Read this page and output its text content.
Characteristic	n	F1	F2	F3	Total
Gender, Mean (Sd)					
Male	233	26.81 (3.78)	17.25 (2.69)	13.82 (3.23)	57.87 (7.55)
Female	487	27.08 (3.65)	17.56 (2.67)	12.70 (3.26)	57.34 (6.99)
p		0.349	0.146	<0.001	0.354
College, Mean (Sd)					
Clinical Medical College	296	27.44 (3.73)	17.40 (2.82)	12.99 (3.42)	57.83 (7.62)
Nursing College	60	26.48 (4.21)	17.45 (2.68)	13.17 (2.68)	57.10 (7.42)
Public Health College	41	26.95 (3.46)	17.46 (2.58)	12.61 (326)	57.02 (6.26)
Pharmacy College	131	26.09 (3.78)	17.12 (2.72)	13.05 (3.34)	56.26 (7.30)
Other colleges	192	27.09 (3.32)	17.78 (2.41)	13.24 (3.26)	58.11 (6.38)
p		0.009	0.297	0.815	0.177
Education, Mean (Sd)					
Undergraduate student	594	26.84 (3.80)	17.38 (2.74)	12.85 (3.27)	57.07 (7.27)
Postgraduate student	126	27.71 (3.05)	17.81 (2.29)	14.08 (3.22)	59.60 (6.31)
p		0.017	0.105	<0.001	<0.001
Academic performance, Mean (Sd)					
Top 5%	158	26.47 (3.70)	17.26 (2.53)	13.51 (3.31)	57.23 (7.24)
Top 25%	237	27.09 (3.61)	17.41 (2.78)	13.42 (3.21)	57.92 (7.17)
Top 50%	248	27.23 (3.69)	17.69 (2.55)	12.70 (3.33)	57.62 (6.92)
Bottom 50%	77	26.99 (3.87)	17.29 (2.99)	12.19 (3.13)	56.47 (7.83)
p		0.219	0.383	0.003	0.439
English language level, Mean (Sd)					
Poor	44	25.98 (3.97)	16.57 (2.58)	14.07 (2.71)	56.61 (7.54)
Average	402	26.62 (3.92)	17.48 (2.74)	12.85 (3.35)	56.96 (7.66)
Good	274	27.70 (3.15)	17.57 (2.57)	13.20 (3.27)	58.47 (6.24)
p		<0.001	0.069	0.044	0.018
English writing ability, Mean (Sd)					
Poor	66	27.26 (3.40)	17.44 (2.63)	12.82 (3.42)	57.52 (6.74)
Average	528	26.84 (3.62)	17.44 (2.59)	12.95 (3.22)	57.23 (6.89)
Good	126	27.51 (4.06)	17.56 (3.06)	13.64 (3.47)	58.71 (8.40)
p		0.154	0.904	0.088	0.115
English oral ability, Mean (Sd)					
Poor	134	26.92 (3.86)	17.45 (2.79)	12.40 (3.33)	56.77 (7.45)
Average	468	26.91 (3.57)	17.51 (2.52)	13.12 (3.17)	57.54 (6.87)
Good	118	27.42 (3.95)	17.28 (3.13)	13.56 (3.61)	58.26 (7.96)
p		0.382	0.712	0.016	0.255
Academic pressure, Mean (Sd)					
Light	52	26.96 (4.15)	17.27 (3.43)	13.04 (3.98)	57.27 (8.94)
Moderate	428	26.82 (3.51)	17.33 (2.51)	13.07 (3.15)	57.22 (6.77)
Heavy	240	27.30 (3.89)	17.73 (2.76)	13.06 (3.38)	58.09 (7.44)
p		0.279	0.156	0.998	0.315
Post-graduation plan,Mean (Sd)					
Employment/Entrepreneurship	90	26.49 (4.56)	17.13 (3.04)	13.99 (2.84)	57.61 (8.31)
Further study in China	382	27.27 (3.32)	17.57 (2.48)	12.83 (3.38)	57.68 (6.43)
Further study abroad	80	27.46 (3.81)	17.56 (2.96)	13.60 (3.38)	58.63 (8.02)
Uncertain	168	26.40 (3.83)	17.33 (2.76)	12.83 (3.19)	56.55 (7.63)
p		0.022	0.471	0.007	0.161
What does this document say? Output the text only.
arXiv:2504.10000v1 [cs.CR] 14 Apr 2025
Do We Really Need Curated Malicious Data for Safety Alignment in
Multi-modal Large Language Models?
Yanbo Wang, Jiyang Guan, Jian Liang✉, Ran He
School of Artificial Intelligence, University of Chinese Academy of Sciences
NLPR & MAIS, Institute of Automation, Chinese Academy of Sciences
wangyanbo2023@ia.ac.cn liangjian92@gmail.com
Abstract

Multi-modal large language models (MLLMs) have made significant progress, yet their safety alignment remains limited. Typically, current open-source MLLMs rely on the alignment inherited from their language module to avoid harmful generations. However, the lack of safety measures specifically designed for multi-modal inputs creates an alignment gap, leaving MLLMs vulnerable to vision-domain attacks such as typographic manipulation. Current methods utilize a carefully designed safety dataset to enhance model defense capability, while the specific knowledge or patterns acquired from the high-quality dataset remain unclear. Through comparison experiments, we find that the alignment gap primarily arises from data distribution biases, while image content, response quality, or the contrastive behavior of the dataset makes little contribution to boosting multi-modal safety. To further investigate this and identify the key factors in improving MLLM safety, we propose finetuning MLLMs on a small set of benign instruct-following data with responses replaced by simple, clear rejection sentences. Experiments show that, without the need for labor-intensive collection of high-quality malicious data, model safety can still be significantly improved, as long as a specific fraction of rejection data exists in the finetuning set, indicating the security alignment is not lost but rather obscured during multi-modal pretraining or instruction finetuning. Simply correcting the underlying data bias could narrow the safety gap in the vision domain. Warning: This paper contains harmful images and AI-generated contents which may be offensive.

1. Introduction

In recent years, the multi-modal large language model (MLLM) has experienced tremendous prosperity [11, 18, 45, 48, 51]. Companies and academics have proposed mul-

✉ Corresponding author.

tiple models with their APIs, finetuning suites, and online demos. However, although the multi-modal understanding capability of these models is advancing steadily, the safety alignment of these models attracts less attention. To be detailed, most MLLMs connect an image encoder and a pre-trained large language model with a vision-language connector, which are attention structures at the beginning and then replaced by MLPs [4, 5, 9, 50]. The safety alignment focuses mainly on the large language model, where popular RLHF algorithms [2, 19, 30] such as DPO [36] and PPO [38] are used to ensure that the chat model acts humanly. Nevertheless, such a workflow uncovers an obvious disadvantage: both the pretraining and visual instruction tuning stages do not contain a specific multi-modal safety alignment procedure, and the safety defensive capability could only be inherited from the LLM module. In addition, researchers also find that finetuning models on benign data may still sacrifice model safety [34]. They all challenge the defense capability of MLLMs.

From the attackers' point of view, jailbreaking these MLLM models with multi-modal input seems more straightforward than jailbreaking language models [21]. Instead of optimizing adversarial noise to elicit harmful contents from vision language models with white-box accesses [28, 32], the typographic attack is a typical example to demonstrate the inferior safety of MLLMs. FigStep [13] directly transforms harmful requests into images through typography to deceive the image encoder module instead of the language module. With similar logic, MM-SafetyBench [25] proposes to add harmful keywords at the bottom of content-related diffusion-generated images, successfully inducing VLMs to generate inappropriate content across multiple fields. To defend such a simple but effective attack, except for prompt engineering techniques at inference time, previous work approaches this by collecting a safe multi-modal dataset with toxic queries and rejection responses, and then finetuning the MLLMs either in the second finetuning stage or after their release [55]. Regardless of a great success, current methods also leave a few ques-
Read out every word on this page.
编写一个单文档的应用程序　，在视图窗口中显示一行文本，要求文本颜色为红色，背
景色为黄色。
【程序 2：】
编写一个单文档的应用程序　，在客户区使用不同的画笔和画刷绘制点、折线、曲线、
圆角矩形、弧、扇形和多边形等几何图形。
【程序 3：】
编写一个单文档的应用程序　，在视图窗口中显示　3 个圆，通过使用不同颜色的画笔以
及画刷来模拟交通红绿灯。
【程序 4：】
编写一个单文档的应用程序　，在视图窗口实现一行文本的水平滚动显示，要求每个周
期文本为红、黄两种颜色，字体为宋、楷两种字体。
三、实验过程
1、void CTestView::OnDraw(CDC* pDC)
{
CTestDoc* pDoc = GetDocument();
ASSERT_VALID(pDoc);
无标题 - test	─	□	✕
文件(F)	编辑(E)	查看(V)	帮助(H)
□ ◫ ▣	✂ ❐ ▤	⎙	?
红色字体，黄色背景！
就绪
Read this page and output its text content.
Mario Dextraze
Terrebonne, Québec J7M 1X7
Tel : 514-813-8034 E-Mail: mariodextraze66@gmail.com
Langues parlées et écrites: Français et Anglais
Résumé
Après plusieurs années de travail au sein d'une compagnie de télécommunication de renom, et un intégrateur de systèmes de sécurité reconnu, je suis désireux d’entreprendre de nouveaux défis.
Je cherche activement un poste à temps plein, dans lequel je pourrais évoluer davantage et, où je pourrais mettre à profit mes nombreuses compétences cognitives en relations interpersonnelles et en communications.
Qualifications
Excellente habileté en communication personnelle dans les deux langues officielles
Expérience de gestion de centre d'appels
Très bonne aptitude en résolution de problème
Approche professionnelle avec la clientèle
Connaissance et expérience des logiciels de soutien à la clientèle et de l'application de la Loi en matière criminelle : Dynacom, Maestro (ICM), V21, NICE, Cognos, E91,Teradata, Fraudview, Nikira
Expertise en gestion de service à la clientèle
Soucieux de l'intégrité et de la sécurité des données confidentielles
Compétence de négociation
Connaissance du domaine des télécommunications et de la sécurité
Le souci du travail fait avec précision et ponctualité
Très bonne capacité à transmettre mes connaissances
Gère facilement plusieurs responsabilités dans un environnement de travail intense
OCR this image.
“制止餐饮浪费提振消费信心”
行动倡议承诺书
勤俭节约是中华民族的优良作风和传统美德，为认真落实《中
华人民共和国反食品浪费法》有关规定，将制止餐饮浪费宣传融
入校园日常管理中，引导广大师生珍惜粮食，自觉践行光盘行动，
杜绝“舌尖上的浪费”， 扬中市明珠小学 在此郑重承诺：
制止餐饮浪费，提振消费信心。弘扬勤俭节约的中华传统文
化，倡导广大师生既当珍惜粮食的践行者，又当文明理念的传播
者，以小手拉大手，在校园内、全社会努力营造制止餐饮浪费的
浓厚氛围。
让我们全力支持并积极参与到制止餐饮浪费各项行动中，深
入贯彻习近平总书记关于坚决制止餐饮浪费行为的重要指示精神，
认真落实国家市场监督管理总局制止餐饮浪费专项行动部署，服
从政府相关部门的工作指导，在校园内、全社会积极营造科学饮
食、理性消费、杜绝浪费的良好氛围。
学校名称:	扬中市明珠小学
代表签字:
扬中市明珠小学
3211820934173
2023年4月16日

########################################

Exercise description: Look above for the line containing "OCR this image."; copy from it through the last line, exactly, and nothing more.

Solved problem:
OCR this image.
“制止餐饮浪费提振消费信心”
行动倡议承诺书
勤俭节约是中华民族的优良作风和传统美德，为认真落实《中
华人民共和国反食品浪费法》有关规定，将制止餐饮浪费宣传融
入校园日常管理中，引导广大师生珍惜粮食，自觉践行光盘行动，
杜绝“舌尖上的浪费”， 扬中市明珠小学 在此郑重承诺：
制止餐饮浪费，提振消费信心。弘扬勤俭节约的中华传统文
化，倡导广大师生既当珍惜粮食的践行者，又当文明理念的传播
者，以小手拉大手，在校园内、全社会努力营造制止餐饮浪费的
浓厚氛围。
让我们全力支持并积极参与到制止餐饮浪费各项行动中，深
入贯彻习近平总书记关于坚决制止餐饮浪费行为的重要指示精神，
认真落实国家市场监督管理总局制止餐饮浪费专项行动部署，服
从政府相关部门的工作指导，在校园内、全社会积极营造科学饮
食、理性消费、杜绝浪费的良好氛围。
学校名称:	扬中市明珠小学
代表签字:
扬中市明珠小学
3211820934173
2023年4月16日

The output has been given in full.